=== Data ===

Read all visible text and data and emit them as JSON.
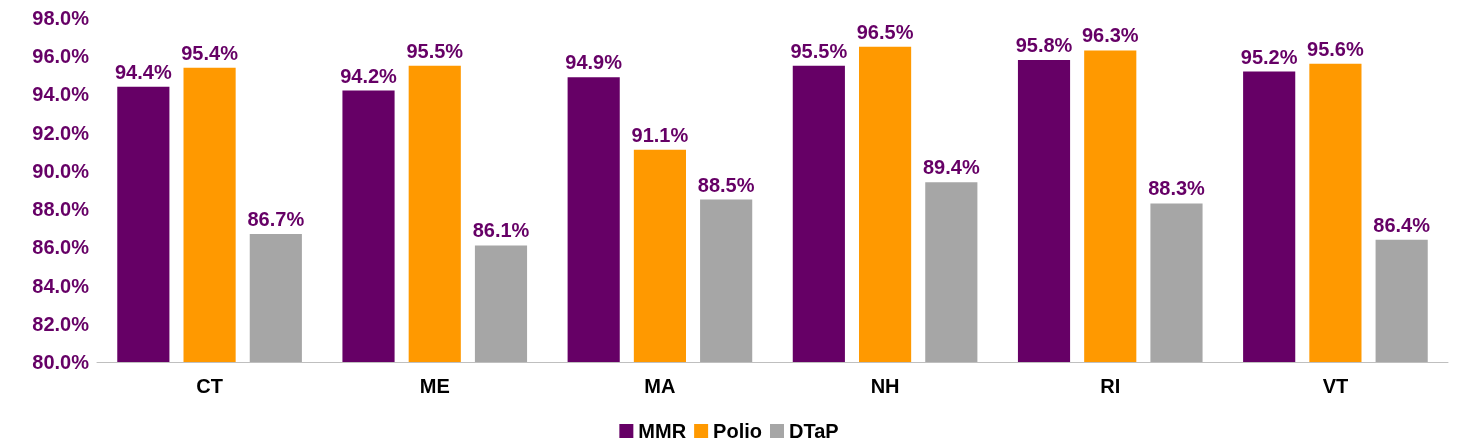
{
  "chart_data": {
    "type": "bar",
    "categories": [
      "CT",
      "ME",
      "MA",
      "NH",
      "RI",
      "VT"
    ],
    "series": [
      {
        "name": "MMR",
        "color": "#660066",
        "values": [
          94.4,
          94.2,
          94.9,
          95.5,
          95.8,
          95.2
        ],
        "value_labels": [
          "94.4%",
          "94.2%",
          "94.9%",
          "95.5%",
          "95.8%",
          "95.2%"
        ]
      },
      {
        "name": "Polio",
        "color": "#ff9900",
        "values": [
          95.4,
          95.5,
          91.1,
          96.5,
          96.3,
          95.6
        ],
        "value_labels": [
          "95.4%",
          "95.5%",
          "91.1%",
          "96.5%",
          "96.3%",
          "95.6%"
        ]
      },
      {
        "name": "DTaP",
        "color": "#a6a6a6",
        "values": [
          86.7,
          86.1,
          88.5,
          89.4,
          88.3,
          86.4
        ],
        "value_labels": [
          "86.7%",
          "86.1%",
          "88.5%",
          "89.4%",
          "88.3%",
          "86.4%"
        ]
      }
    ],
    "ylim": [
      80,
      98
    ],
    "yticks": [
      {
        "value": 80,
        "label": "80.0%"
      },
      {
        "value": 82,
        "label": "82.0%"
      },
      {
        "value": 84,
        "label": "84.0%"
      },
      {
        "value": 86,
        "label": "86.0%"
      },
      {
        "value": 88,
        "label": "88.0%"
      },
      {
        "value": 90,
        "label": "90.0%"
      },
      {
        "value": 92,
        "label": "92.0%"
      },
      {
        "value": 94,
        "label": "94.0%"
      },
      {
        "value": 96,
        "label": "96.0%"
      },
      {
        "value": 98,
        "label": "98.0%"
      }
    ],
    "grid": false,
    "legend": "bottom"
  }
}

===

Exclude all images and restate the records above word for word.

Read all visible text and data and emit them as JSON.
{
  "chart_data": {
    "type": "bar",
    "categories": [
      "CT",
      "ME",
      "MA",
      "NH",
      "RI",
      "VT"
    ],
    "series": [
      {
        "name": "MMR",
        "color": "#660066",
        "values": [
          94.4,
          94.2,
          94.9,
          95.5,
          95.8,
          95.2
        ],
        "value_labels": [
          "94.4%",
          "94.2%",
          "94.9%",
          "95.5%",
          "95.8%",
          "95.2%"
        ]
      },
      {
        "name": "Polio",
        "color": "#ff9900",
        "values": [
          95.4,
          95.5,
          91.1,
          96.5,
          96.3,
          95.6
        ],
        "value_labels": [
          "95.4%",
          "95.5%",
          "91.1%",
          "96.5%",
          "96.3%",
          "95.6%"
        ]
      },
      {
        "name": "DTaP",
        "color": "#a6a6a6",
        "values": [
          86.7,
          86.1,
          88.5,
          89.4,
          88.3,
          86.4
        ],
        "value_labels": [
          "86.7%",
          "86.1%",
          "88.5%",
          "89.4%",
          "88.3%",
          "86.4%"
        ]
      }
    ],
    "ylim": [
      80,
      98
    ],
    "yticks": [
      {
        "value": 80,
        "label": "80.0%"
      },
      {
        "value": 82,
        "label": "82.0%"
      },
      {
        "value": 84,
        "label": "84.0%"
      },
      {
        "value": 86,
        "label": "86.0%"
      },
      {
        "value": 88,
        "label": "88.0%"
      },
      {
        "value": 90,
        "label": "90.0%"
      },
      {
        "value": 92,
        "label": "92.0%"
      },
      {
        "value": 94,
        "label": "94.0%"
      },
      {
        "value": 96,
        "label": "96.0%"
      },
      {
        "value": 98,
        "label": "98.0%"
      }
    ],
    "grid": false,
    "legend": "bottom"
  }
}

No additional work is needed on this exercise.